▶ _The request_
Return every record below exactly as written, omitting any pictures.

▶ _Provided information_

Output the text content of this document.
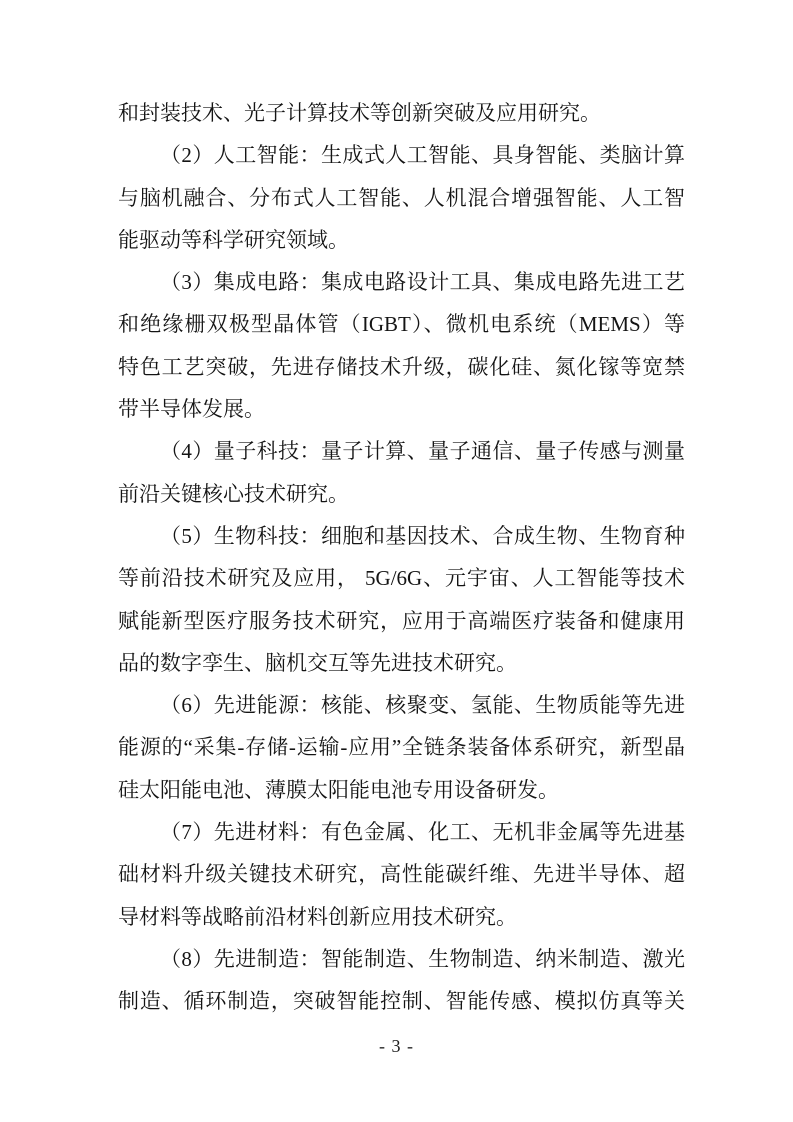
和封装技术、光子计算技术等创新突破及应用研究。
（2）人工智能：生成式人工智能、具身智能、类脑计算
与脑机融合、分布式人工智能、人机混合增强智能、人工智
能驱动等科学研究领域。
（3）集成电路：集成电路设计工具、集成电路先进工艺
和绝缘栅双极型晶体管（IGBT）、微机电系统（MEMS）等
特色工艺突破，先进存储技术升级，碳化硅、氮化镓等宽禁
带半导体发展。
（4）量子科技：量子计算、量子通信、量子传感与测量
前沿关键核心技术研究。
（5）生物科技：细胞和基因技术、合成生物、生物育种
等前沿技术研究及应用， 5G/6G、元宇宙、人工智能等技术
赋能新型医疗服务技术研究，应用于高端医疗装备和健康用
品的数字孪生、脑机交互等先进技术研究。
（6）先进能源：核能、核聚变、氢能、生物质能等先进
能源的“采集-存储-运输-应用”全链条装备体系研究，新型晶
硅太阳能电池、薄膜太阳能电池专用设备研发。
（7）先进材料：有色金属、化工、无机非金属等先进基
础材料升级关键技术研究，高性能碳纤维、先进半导体、超
导材料等战略前沿材料创新应用技术研究。
（8）先进制造：智能制造、生物制造、纳米制造、激光
制造、循环制造，突破智能控制、智能传感、模拟仿真等关
- 3 -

▶ _Exercise answer_
Output the text content of this document.
和封装技术、光子计算技术等创新突破及应用研究。
（2）人工智能：生成式人工智能、具身智能、类脑计算
与脑机融合、分布式人工智能、人机混合增强智能、人工智
能驱动等科学研究领域。
（3）集成电路：集成电路设计工具、集成电路先进工艺
和绝缘栅双极型晶体管（IGBT）、微机电系统（MEMS）等
特色工艺突破，先进存储技术升级，碳化硅、氮化镓等宽禁
带半导体发展。
（4）量子科技：量子计算、量子通信、量子传感与测量
前沿关键核心技术研究。
（5）生物科技：细胞和基因技术、合成生物、生物育种
等前沿技术研究及应用， 5G/6G、元宇宙、人工智能等技术
赋能新型医疗服务技术研究，应用于高端医疗装备和健康用
品的数字孪生、脑机交互等先进技术研究。
（6）先进能源：核能、核聚变、氢能、生物质能等先进
能源的“采集-存储-运输-应用”全链条装备体系研究，新型晶
硅太阳能电池、薄膜太阳能电池专用设备研发。
（7）先进材料：有色金属、化工、无机非金属等先进基
础材料升级关键技术研究，高性能碳纤维、先进半导体、超
导材料等战略前沿材料创新应用技术研究。
（8）先进制造：智能制造、生物制造、纳米制造、激光
制造、循环制造，突破智能控制、智能传感、模拟仿真等关
- 3 -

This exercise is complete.